— Your instructions —
Copy every line of the records below where the word "with" occurs.

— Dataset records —
────────────────────
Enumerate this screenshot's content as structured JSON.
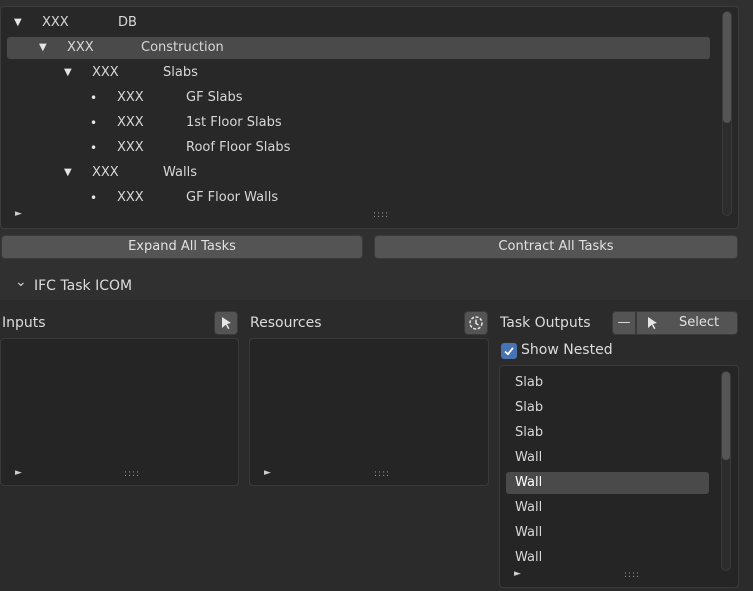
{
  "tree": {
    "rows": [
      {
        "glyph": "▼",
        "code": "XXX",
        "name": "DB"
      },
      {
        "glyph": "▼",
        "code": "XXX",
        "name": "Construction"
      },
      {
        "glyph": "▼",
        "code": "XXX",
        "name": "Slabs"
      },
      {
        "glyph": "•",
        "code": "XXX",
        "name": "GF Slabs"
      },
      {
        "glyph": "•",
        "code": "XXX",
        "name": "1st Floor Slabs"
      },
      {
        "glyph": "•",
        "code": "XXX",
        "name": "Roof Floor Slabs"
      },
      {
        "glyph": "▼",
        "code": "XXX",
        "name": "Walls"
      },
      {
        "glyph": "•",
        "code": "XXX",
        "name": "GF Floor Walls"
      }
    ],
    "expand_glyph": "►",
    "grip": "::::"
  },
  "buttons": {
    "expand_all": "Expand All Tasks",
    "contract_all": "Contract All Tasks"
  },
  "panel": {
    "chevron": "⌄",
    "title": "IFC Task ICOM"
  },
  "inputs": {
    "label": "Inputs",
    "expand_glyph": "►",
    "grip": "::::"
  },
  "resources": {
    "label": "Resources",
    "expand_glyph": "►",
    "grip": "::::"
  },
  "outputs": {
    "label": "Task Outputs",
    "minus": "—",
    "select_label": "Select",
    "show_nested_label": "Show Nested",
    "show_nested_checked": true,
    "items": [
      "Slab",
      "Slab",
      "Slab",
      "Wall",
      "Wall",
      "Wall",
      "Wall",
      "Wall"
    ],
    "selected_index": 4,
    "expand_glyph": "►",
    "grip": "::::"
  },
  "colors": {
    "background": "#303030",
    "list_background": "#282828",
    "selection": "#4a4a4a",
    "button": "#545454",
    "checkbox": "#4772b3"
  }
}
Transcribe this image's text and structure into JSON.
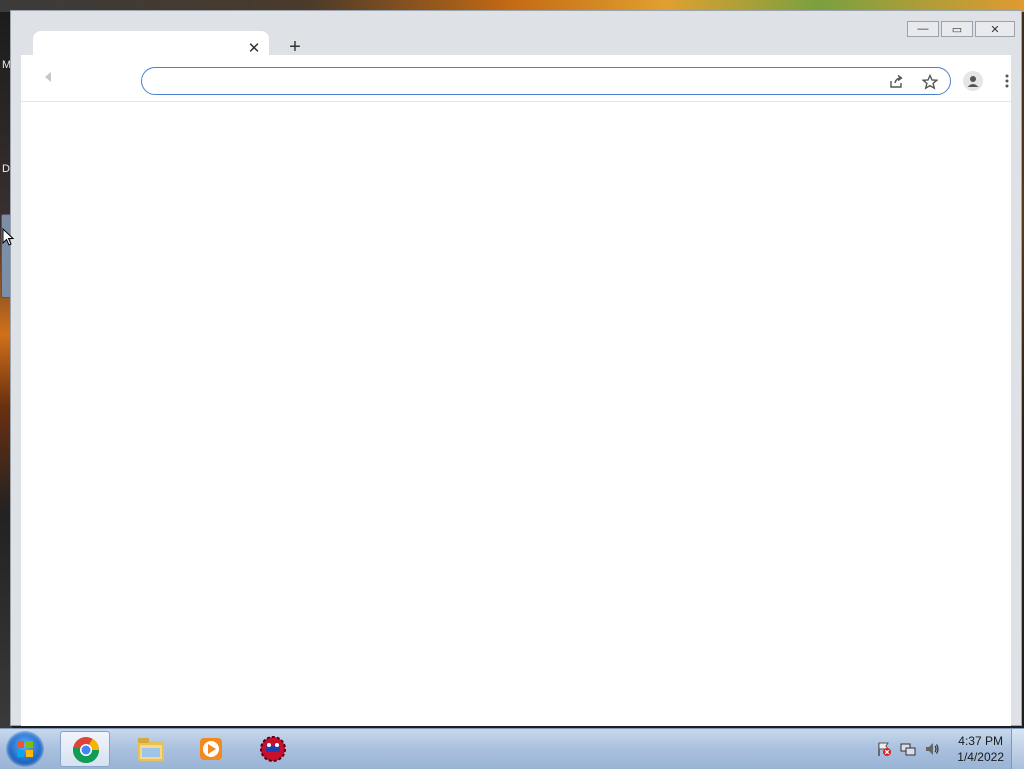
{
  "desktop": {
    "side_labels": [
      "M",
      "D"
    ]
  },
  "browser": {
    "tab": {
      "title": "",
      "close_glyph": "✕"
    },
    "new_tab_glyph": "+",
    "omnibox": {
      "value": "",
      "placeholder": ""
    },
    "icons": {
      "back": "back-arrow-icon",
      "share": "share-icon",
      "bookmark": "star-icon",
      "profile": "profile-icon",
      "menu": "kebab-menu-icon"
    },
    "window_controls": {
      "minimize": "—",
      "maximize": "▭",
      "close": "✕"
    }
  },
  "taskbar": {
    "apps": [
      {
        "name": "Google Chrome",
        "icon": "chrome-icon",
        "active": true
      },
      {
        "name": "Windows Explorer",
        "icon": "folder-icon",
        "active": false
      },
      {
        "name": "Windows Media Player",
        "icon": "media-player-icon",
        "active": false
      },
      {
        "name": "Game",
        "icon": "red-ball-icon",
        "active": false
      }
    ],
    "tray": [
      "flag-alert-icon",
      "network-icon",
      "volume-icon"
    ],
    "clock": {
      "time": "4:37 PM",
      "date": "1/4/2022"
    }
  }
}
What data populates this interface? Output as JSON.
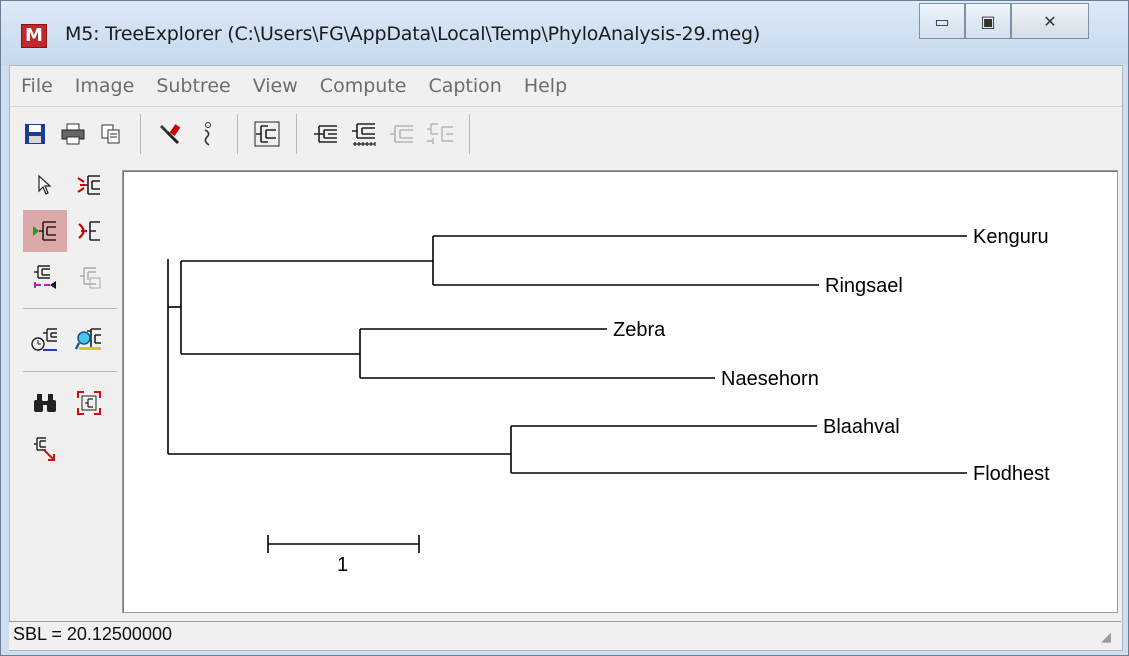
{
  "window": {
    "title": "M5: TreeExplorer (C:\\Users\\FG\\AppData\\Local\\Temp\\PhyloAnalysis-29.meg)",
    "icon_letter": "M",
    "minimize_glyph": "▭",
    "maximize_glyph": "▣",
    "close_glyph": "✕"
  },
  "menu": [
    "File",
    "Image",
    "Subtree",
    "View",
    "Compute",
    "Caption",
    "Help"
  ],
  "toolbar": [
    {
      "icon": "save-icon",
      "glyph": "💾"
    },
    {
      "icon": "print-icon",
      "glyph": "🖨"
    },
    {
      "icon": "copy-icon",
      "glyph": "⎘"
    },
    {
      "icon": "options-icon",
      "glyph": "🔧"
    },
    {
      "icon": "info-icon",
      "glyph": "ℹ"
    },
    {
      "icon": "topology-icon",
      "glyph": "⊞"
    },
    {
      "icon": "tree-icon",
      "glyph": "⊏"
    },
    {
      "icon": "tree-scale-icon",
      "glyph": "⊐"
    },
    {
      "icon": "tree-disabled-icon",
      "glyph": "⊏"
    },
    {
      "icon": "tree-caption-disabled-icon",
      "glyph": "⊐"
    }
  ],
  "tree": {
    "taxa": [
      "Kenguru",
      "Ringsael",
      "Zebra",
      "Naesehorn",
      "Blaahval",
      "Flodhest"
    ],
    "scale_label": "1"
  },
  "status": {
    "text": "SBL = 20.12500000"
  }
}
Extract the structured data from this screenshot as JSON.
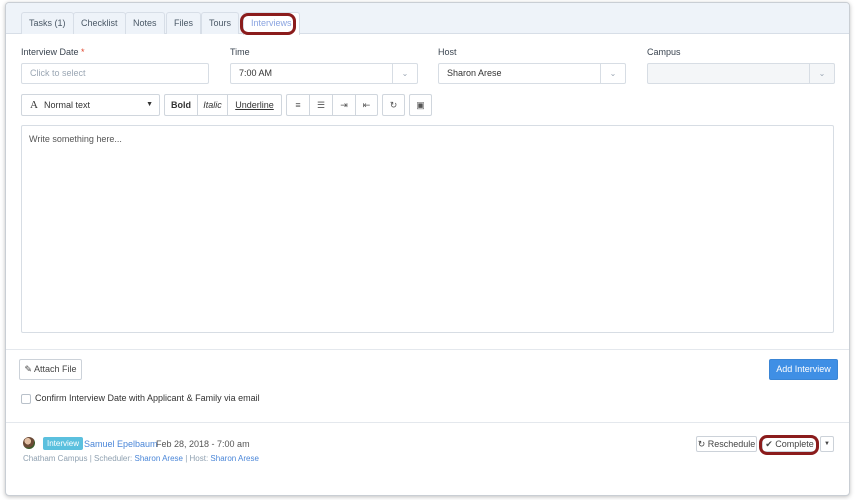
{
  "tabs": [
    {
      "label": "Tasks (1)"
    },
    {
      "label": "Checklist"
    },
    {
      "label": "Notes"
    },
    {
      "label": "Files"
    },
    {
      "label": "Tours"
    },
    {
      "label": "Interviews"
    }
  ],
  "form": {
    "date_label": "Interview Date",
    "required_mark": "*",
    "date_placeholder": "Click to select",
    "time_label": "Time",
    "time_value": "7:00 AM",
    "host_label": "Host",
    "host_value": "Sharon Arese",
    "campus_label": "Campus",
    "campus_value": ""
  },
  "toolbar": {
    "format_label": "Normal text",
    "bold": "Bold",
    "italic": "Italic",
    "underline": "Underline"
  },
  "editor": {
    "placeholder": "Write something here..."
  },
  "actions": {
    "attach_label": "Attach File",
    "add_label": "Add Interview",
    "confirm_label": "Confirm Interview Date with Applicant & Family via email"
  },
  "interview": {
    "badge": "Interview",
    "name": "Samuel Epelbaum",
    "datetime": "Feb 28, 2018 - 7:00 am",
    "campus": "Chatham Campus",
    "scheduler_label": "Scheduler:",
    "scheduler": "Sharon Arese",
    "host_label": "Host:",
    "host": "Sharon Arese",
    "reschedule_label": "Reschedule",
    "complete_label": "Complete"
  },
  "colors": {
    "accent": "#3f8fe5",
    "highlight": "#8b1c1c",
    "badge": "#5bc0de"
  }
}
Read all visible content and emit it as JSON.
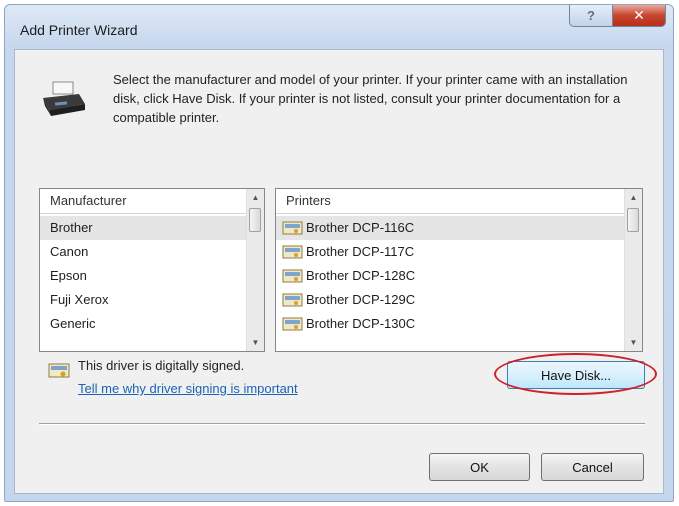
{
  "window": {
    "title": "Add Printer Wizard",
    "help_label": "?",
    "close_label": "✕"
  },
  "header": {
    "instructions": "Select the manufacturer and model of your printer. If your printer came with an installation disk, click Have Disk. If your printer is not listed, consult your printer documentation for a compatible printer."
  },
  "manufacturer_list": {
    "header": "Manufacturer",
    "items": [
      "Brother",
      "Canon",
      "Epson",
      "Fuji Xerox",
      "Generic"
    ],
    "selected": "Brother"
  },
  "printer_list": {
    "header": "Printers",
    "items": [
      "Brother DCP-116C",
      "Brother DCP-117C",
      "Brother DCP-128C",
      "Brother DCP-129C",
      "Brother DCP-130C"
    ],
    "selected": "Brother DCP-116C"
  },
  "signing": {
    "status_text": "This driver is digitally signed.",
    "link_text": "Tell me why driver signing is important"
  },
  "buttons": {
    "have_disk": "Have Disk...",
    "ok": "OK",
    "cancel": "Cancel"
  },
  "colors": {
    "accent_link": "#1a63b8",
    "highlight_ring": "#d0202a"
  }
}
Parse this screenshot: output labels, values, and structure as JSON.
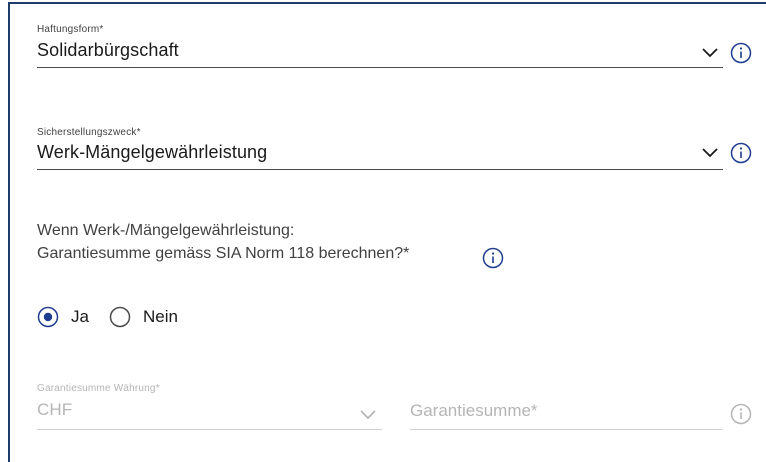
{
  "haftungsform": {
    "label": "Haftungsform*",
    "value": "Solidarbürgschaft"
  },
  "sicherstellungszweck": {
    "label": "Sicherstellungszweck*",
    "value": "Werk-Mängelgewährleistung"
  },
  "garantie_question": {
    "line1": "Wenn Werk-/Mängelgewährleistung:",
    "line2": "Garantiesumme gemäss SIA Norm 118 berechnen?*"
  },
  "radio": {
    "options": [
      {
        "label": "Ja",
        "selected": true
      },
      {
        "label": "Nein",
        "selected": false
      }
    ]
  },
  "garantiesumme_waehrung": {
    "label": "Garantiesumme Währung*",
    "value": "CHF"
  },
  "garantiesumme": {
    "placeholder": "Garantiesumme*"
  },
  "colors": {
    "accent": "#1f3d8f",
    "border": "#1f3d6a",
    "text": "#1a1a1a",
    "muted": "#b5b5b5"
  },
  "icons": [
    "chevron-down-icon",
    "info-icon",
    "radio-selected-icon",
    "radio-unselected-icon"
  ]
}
────────────────────
— Full answer —
    "confirm_label": "Confirm Interview Date with Applicant & Family via email"
    "instructions": "Select the manufacturer and model of your printer. If your printer came with an installation disk, click Have Disk. If your printer is not listed, consult your printer documentation for a compatible printer."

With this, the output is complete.